### INSTRUCTIONS TO FOLLOW
Below are records to repeat exactly; copy them without the pictures.

Dataset entries on figures:
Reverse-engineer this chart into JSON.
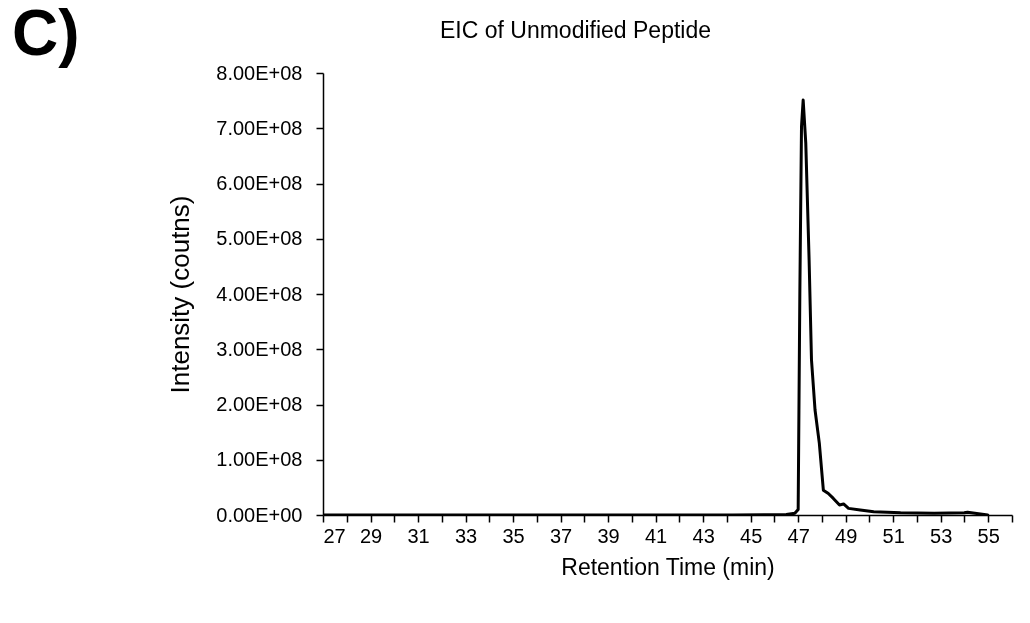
{
  "chart_data": {
    "type": "line",
    "title": "EIC of Unmodified Peptide",
    "xlabel": "Retention Time (min)",
    "ylabel": "Intensity (coutns)",
    "annotations": [
      "C)"
    ],
    "x": [
      27,
      44.25,
      46.5,
      46.86,
      47.0,
      47.07,
      47.14,
      47.21,
      47.32,
      47.46,
      47.56,
      47.71,
      47.89,
      48.06,
      48.27,
      48.48,
      48.74,
      48.91,
      49.12,
      49.61,
      50.18,
      51.31,
      52.72,
      53.99,
      54.13,
      54.98
    ],
    "series": [
      {
        "color": "#000000",
        "values": [
          0,
          0,
          1000000,
          3000000,
          10000000,
          401000000,
          703000000,
          751000000,
          673000000,
          462000000,
          281000000,
          190000000,
          130000000,
          45000000,
          39000000,
          30000000,
          18000000,
          20000000,
          12000000,
          9000000,
          6000000,
          4000000,
          3000000,
          4000000,
          5000000,
          0
        ]
      }
    ],
    "xlim": [
      27,
      56
    ],
    "xticks": [
      27,
      {
        "value": 28,
        "label": null
      },
      29,
      {
        "value": 30,
        "label": null
      },
      31,
      {
        "value": 32,
        "label": null
      },
      33,
      {
        "value": 34,
        "label": null
      },
      35,
      {
        "value": 36,
        "label": null
      },
      37,
      {
        "value": 38,
        "label": null
      },
      39,
      {
        "value": 40,
        "label": null
      },
      41,
      {
        "value": 42,
        "label": null
      },
      43,
      {
        "value": 44,
        "label": null
      },
      45,
      {
        "value": 46,
        "label": null
      },
      47,
      {
        "value": 48,
        "label": null
      },
      49,
      {
        "value": 50,
        "label": null
      },
      51,
      {
        "value": 52,
        "label": null
      },
      53,
      {
        "value": 54,
        "label": null
      },
      55,
      {
        "value": 56,
        "label": null
      }
    ],
    "ylim": [
      0,
      800000000
    ],
    "yticks": [
      {
        "value": 0,
        "label": "0.00E+00"
      },
      {
        "value": 100000000,
        "label": "1.00E+08"
      },
      {
        "value": 200000000,
        "label": "2.00E+08"
      },
      {
        "value": 300000000,
        "label": "3.00E+08"
      },
      {
        "value": 400000000,
        "label": "4.00E+08"
      },
      {
        "value": 500000000,
        "label": "5.00E+08"
      },
      {
        "value": 600000000,
        "label": "6.00E+08"
      },
      {
        "value": 700000000,
        "label": "7.00E+08"
      },
      {
        "value": 800000000,
        "label": "8.00E+08"
      }
    ],
    "grid": false,
    "marker": "none",
    "line_style": "solid"
  }
}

### RESULT FOR THIS EXERCISE
Reverse-engineer this chart into JSON.
{
  "chart_data": {
    "type": "line",
    "title": "EIC of Unmodified Peptide",
    "xlabel": "Retention Time (min)",
    "ylabel": "Intensity (coutns)",
    "annotations": [
      "C)"
    ],
    "x": [
      27,
      44.25,
      46.5,
      46.86,
      47.0,
      47.07,
      47.14,
      47.21,
      47.32,
      47.46,
      47.56,
      47.71,
      47.89,
      48.06,
      48.27,
      48.48,
      48.74,
      48.91,
      49.12,
      49.61,
      50.18,
      51.31,
      52.72,
      53.99,
      54.13,
      54.98
    ],
    "series": [
      {
        "color": "#000000",
        "values": [
          0,
          0,
          1000000,
          3000000,
          10000000,
          401000000,
          703000000,
          751000000,
          673000000,
          462000000,
          281000000,
          190000000,
          130000000,
          45000000,
          39000000,
          30000000,
          18000000,
          20000000,
          12000000,
          9000000,
          6000000,
          4000000,
          3000000,
          4000000,
          5000000,
          0
        ]
      }
    ],
    "xlim": [
      27,
      56
    ],
    "xticks": [
      27,
      {
        "value": 28,
        "label": null
      },
      29,
      {
        "value": 30,
        "label": null
      },
      31,
      {
        "value": 32,
        "label": null
      },
      33,
      {
        "value": 34,
        "label": null
      },
      35,
      {
        "value": 36,
        "label": null
      },
      37,
      {
        "value": 38,
        "label": null
      },
      39,
      {
        "value": 40,
        "label": null
      },
      41,
      {
        "value": 42,
        "label": null
      },
      43,
      {
        "value": 44,
        "label": null
      },
      45,
      {
        "value": 46,
        "label": null
      },
      47,
      {
        "value": 48,
        "label": null
      },
      49,
      {
        "value": 50,
        "label": null
      },
      51,
      {
        "value": 52,
        "label": null
      },
      53,
      {
        "value": 54,
        "label": null
      },
      55,
      {
        "value": 56,
        "label": null
      }
    ],
    "ylim": [
      0,
      800000000
    ],
    "yticks": [
      {
        "value": 0,
        "label": "0.00E+00"
      },
      {
        "value": 100000000,
        "label": "1.00E+08"
      },
      {
        "value": 200000000,
        "label": "2.00E+08"
      },
      {
        "value": 300000000,
        "label": "3.00E+08"
      },
      {
        "value": 400000000,
        "label": "4.00E+08"
      },
      {
        "value": 500000000,
        "label": "5.00E+08"
      },
      {
        "value": 600000000,
        "label": "6.00E+08"
      },
      {
        "value": 700000000,
        "label": "7.00E+08"
      },
      {
        "value": 800000000,
        "label": "8.00E+08"
      }
    ],
    "grid": false,
    "marker": "none",
    "line_style": "solid"
  }
}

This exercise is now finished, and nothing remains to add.